-- BEGIN --

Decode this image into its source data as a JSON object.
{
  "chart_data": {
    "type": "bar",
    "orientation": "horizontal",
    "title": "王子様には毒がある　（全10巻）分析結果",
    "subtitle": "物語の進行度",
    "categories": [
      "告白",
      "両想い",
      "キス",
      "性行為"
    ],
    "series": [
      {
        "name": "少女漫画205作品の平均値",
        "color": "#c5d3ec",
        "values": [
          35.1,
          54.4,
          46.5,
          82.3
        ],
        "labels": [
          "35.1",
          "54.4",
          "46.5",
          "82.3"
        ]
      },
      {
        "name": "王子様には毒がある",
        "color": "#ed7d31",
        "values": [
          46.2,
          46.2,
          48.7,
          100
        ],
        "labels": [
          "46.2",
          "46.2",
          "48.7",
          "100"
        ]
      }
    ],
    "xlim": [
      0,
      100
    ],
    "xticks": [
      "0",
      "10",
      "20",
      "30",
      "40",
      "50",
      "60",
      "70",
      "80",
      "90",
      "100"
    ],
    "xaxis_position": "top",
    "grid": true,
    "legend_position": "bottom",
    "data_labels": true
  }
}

-- END --

» Written instruction
Write out each line of the data above again, exactly as given.

» Final result
Decode this image into its source data as a JSON object.
{
  "chart_data": {
    "type": "bar",
    "orientation": "horizontal",
    "title": "王子様には毒がある　（全10巻）分析結果",
    "subtitle": "物語の進行度",
    "categories": [
      "告白",
      "両想い",
      "キス",
      "性行為"
    ],
    "series": [
      {
        "name": "少女漫画205作品の平均値",
        "color": "#c5d3ec",
        "values": [
          35.1,
          54.4,
          46.5,
          82.3
        ],
        "labels": [
          "35.1",
          "54.4",
          "46.5",
          "82.3"
        ]
      },
      {
        "name": "王子様には毒がある",
        "color": "#ed7d31",
        "values": [
          46.2,
          46.2,
          48.7,
          100
        ],
        "labels": [
          "46.2",
          "46.2",
          "48.7",
          "100"
        ]
      }
    ],
    "xlim": [
      0,
      100
    ],
    "xticks": [
      "0",
      "10",
      "20",
      "30",
      "40",
      "50",
      "60",
      "70",
      "80",
      "90",
      "100"
    ],
    "xaxis_position": "top",
    "grid": true,
    "legend_position": "bottom",
    "data_labels": true
  }
}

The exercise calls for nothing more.